=== Data for this task ===
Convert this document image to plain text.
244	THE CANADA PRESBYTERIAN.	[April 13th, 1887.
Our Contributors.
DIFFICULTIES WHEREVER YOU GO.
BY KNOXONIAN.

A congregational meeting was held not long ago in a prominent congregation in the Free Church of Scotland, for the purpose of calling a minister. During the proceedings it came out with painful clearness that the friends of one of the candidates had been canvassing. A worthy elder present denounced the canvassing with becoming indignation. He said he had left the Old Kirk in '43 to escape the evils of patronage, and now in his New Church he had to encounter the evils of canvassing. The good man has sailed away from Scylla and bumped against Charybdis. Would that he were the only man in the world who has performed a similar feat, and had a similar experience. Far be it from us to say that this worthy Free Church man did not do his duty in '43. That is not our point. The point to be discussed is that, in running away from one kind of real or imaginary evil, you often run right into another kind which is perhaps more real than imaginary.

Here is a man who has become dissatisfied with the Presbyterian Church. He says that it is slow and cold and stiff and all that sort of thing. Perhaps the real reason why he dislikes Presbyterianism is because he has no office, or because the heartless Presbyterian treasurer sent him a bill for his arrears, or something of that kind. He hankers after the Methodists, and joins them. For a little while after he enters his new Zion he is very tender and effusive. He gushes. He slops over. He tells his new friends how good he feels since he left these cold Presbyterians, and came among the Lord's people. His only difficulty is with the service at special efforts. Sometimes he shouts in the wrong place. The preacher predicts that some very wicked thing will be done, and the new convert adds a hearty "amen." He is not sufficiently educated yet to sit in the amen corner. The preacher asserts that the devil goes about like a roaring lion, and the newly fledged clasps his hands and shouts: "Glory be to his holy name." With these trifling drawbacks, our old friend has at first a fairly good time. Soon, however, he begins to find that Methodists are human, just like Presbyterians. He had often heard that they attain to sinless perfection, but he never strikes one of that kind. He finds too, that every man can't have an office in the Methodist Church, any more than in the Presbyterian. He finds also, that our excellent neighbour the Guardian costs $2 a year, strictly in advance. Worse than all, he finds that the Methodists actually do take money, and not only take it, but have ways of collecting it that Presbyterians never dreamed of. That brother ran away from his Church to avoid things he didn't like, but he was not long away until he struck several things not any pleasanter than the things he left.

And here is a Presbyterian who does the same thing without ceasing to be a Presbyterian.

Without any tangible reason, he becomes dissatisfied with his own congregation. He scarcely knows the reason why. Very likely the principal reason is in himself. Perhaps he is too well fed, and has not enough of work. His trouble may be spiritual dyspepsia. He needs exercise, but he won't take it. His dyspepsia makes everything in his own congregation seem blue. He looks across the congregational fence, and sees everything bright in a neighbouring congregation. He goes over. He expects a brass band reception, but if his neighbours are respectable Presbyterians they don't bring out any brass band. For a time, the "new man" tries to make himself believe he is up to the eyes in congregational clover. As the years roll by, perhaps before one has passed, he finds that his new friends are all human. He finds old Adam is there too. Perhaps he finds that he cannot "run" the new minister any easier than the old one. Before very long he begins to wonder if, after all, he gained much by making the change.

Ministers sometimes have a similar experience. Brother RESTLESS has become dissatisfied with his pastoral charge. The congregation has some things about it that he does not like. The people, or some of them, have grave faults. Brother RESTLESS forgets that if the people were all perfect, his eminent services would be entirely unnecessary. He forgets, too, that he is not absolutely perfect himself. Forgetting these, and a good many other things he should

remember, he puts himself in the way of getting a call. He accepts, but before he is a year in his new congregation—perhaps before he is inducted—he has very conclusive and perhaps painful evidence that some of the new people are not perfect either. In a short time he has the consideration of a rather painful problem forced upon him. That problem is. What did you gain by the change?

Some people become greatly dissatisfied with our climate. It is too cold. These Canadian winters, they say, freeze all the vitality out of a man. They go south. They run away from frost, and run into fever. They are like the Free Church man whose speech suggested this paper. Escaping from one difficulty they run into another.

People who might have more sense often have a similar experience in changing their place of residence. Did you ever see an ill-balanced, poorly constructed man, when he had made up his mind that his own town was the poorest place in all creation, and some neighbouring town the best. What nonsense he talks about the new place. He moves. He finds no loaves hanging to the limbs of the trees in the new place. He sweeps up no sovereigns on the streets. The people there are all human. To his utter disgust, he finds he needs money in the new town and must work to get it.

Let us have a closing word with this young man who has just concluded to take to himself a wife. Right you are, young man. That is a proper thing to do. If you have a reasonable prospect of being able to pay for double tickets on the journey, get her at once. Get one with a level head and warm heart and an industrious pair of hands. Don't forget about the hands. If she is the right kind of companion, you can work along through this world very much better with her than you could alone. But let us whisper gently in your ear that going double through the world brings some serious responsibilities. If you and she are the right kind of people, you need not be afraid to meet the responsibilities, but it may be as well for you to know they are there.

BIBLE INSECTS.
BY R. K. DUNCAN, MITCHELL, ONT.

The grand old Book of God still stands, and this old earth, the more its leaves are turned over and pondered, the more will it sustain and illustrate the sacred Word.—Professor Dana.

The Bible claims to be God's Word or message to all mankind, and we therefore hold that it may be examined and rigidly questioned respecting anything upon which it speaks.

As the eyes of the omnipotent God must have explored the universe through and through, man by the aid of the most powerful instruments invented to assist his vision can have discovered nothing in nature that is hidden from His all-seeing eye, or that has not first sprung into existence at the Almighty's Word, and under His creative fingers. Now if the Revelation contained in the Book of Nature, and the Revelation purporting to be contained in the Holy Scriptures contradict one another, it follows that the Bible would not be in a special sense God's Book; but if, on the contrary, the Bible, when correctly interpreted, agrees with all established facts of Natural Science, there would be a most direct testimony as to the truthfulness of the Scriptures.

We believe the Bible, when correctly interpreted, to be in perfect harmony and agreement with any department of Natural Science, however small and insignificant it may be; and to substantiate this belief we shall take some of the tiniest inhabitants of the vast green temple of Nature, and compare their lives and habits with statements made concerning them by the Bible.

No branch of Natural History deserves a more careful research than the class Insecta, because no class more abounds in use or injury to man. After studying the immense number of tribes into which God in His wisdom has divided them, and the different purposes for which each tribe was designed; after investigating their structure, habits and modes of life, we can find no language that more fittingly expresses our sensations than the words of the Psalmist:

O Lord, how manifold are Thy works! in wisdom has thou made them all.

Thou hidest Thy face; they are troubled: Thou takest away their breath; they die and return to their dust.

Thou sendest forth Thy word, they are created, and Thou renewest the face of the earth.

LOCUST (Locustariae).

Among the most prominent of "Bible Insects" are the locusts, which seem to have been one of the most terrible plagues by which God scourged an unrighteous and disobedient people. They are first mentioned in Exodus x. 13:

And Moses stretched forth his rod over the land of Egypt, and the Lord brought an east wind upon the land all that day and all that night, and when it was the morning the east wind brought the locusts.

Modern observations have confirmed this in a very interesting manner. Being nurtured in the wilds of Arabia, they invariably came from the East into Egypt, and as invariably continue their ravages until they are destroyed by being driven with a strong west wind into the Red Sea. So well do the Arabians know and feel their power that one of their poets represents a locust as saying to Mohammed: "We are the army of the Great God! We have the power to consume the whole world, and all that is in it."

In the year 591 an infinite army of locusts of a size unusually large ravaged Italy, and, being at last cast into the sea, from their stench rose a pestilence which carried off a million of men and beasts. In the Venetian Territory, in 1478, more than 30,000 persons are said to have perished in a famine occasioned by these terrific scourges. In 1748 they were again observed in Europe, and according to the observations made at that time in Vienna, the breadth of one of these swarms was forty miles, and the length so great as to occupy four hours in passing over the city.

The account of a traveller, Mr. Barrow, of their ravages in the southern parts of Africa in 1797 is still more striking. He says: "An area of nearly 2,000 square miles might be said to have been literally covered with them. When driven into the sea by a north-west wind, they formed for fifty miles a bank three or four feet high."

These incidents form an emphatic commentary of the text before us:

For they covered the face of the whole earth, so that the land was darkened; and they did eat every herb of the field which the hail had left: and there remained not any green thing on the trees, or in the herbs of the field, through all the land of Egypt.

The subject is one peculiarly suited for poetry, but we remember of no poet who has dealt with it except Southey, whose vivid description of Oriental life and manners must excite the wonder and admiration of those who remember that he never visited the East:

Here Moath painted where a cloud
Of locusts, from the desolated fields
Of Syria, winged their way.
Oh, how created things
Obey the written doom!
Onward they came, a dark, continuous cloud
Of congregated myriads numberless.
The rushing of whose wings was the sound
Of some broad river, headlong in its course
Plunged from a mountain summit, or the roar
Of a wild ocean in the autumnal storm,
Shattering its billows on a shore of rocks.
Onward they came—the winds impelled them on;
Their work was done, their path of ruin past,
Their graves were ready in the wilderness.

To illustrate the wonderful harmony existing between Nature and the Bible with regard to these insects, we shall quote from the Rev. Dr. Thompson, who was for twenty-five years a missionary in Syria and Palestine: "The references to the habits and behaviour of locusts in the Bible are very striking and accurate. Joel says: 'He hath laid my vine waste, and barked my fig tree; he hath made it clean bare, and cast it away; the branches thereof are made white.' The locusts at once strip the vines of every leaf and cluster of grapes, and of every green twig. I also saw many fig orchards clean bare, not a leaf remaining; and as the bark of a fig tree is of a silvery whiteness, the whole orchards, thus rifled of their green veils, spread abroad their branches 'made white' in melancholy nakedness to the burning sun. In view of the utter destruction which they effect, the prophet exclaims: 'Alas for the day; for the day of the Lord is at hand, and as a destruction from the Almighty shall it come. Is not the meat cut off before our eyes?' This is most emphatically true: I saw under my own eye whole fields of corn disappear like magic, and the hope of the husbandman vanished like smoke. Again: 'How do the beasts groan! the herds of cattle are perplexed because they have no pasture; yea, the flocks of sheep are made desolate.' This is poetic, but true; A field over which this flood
===
Given task: Only lines that contain the word "whose" are wanted; copy each of them.

Reply to the task:
Some people become greatly dissatisfied with our climate. It is too cold. These Canadian winters, they say, freeze all the vitality out of a man. They go south. They run away from frost, and run into fever. They are like the Free Church man whose speech suggested this paper. Escaping from one difficulty they run into another.
The subject is one peculiarly suited for poetry, but we remember of no poet who has dealt with it except Southey, whose vivid description of Oriental life and manners must excite the wonder and admiration of those who remember that he never visited the East:
The rushing of whose wings was the sound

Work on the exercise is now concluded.